── RECORDS TO PROCESS ──

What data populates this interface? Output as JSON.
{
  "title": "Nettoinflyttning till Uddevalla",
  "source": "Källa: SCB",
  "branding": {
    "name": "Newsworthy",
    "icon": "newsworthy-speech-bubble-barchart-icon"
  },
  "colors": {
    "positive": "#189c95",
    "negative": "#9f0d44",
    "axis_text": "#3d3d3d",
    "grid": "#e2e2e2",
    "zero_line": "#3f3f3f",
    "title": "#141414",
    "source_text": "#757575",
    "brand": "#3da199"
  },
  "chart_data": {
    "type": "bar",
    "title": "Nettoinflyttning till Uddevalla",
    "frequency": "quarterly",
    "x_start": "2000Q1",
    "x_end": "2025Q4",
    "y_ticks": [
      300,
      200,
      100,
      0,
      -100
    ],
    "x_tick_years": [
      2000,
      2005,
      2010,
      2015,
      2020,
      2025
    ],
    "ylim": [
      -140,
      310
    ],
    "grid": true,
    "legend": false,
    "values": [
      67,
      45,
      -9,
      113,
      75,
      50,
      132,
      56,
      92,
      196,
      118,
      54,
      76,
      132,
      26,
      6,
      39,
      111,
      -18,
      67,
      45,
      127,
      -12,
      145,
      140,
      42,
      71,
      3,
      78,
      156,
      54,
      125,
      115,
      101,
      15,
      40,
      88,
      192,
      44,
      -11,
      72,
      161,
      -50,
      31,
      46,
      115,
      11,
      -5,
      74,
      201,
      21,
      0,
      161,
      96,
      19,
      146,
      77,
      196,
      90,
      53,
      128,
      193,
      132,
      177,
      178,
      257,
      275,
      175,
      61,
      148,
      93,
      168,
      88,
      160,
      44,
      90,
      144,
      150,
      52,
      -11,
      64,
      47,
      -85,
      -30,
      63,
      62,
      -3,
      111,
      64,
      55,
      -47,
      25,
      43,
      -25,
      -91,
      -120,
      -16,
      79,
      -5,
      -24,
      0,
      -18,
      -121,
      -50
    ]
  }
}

───

DIRECTION:
Using the listing above, return all lines where the word "till" occurs.

THE RESPONSE:
  "title": "Nettoinflyttning till Uddevalla",
    "title": "Nettoinflyttning till Uddevalla",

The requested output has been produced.